Objective: Without including the pictures, copy out every line below.

Supplied data:
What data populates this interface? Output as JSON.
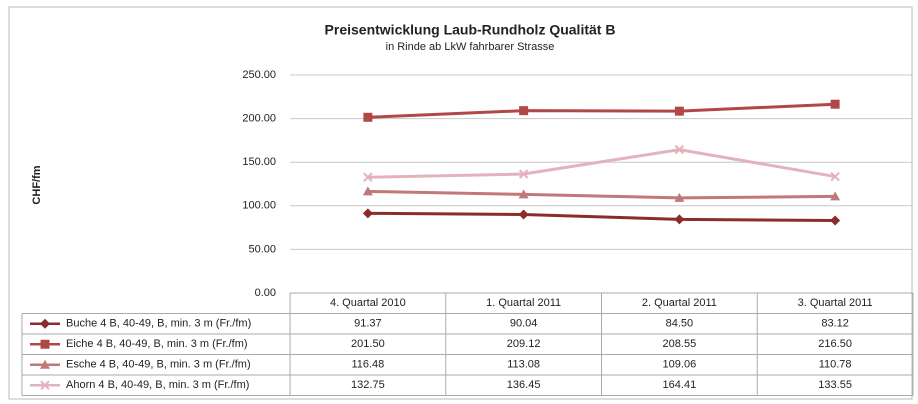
{
  "chart_data": {
    "type": "line",
    "title": "Preisentwicklung Laub-Rundholz Qualität B",
    "subtitle": "in Rinde ab LkW fahrbarer Strasse",
    "y_label": "CHF/fm",
    "categories": [
      "4. Quartal 2010",
      "1. Quartal 2011",
      "2. Quartal 2011",
      "3. Quartal 2011"
    ],
    "series": [
      {
        "name": "Buche 4 B, 40-49, B, min. 3 m (Fr./fm)",
        "color": "#8b2c2c",
        "marker": "diamond",
        "values": [
          91.37,
          90.04,
          84.5,
          83.12
        ],
        "value_labels": [
          "91.37",
          "90.04",
          "84.50",
          "83.12"
        ]
      },
      {
        "name": "Eiche 4 B, 40-49, B, min. 3 m (Fr./fm)",
        "color": "#b04848",
        "marker": "square",
        "values": [
          201.5,
          209.12,
          208.55,
          216.5
        ],
        "value_labels": [
          "201.50",
          "209.12",
          "208.55",
          "216.50"
        ]
      },
      {
        "name": "Esche 4 B, 40-49, B, min. 3 m (Fr./fm)",
        "color": "#c07878",
        "marker": "triangle",
        "values": [
          116.48,
          113.08,
          109.06,
          110.78
        ],
        "value_labels": [
          "116.48",
          "113.08",
          "109.06",
          "110.78"
        ]
      },
      {
        "name": "Ahorn 4 B, 40-49, B, min. 3 m (Fr./fm)",
        "color": "#e3b3bd",
        "marker": "x",
        "values": [
          132.75,
          136.45,
          164.41,
          133.55
        ],
        "value_labels": [
          "132.75",
          "136.45",
          "164.41",
          "133.55"
        ]
      }
    ],
    "ylim": [
      0,
      250
    ],
    "yticks": [
      {
        "value": 0,
        "label": "0.00"
      },
      {
        "value": 50,
        "label": "50.00"
      },
      {
        "value": 100,
        "label": "100.00"
      },
      {
        "value": 150,
        "label": "150.00"
      },
      {
        "value": 200,
        "label": "200.00"
      },
      {
        "value": 250,
        "label": "250.00"
      }
    ],
    "grid": true
  }
}
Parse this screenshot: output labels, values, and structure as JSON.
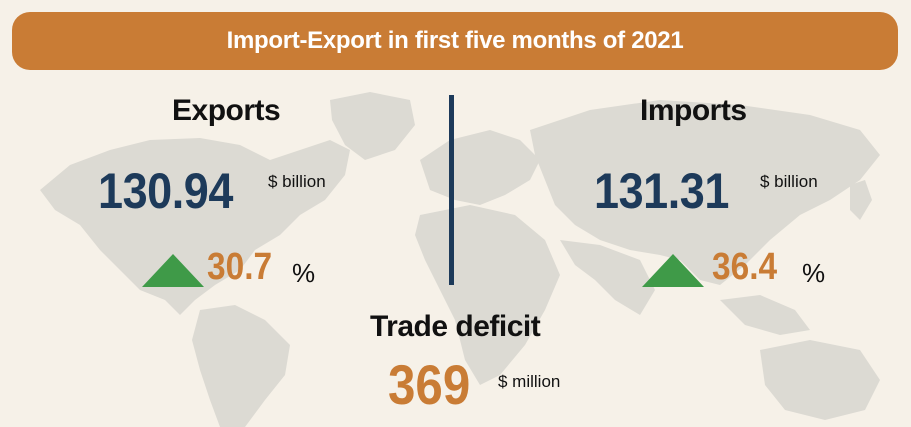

Exercise response:
What data populates this interface? Output as JSON.
{
  "chart_data": {
    "type": "line",
    "title": "Preisentwicklung Laub-Rundholz Qualität B",
    "subtitle": "in Rinde ab LkW fahrbarer Strasse",
    "y_label": "CHF/fm",
    "categories": [
      "4. Quartal 2010",
      "1. Quartal 2011",
      "2. Quartal 2011",
      "3. Quartal 2011"
    ],
    "series": [
      {
        "name": "Buche 4 B, 40-49, B, min. 3 m (Fr./fm)",
        "color": "#8b2c2c",
        "marker": "diamond",
        "values": [
          91.37,
          90.04,
          84.5,
          83.12
        ],
        "value_labels": [
          "91.37",
          "90.04",
          "84.50",
          "83.12"
        ]
      },
      {
        "name": "Eiche 4 B, 40-49, B, min. 3 m (Fr./fm)",
        "color": "#b04848",
        "marker": "square",
        "values": [
          201.5,
          209.12,
          208.55,
          216.5
        ],
        "value_labels": [
          "201.50",
          "209.12",
          "208.55",
          "216.50"
        ]
      },
      {
        "name": "Esche 4 B, 40-49, B, min. 3 m (Fr./fm)",
        "color": "#c07878",
        "marker": "triangle",
        "values": [
          116.48,
          113.08,
          109.06,
          110.78
        ],
        "value_labels": [
          "116.48",
          "113.08",
          "109.06",
          "110.78"
        ]
      },
      {
        "name": "Ahorn 4 B, 40-49, B, min. 3 m (Fr./fm)",
        "color": "#e3b3bd",
        "marker": "x",
        "values": [
          132.75,
          136.45,
          164.41,
          133.55
        ],
        "value_labels": [
          "132.75",
          "136.45",
          "164.41",
          "133.55"
        ]
      }
    ],
    "ylim": [
      0,
      250
    ],
    "yticks": [
      {
        "value": 0,
        "label": "0.00"
      },
      {
        "value": 50,
        "label": "50.00"
      },
      {
        "value": 100,
        "label": "100.00"
      },
      {
        "value": 150,
        "label": "150.00"
      },
      {
        "value": 200,
        "label": "200.00"
      },
      {
        "value": 250,
        "label": "250.00"
      }
    ],
    "grid": true
  }
}
Parse this screenshot: output labels, values, and structure as JSON.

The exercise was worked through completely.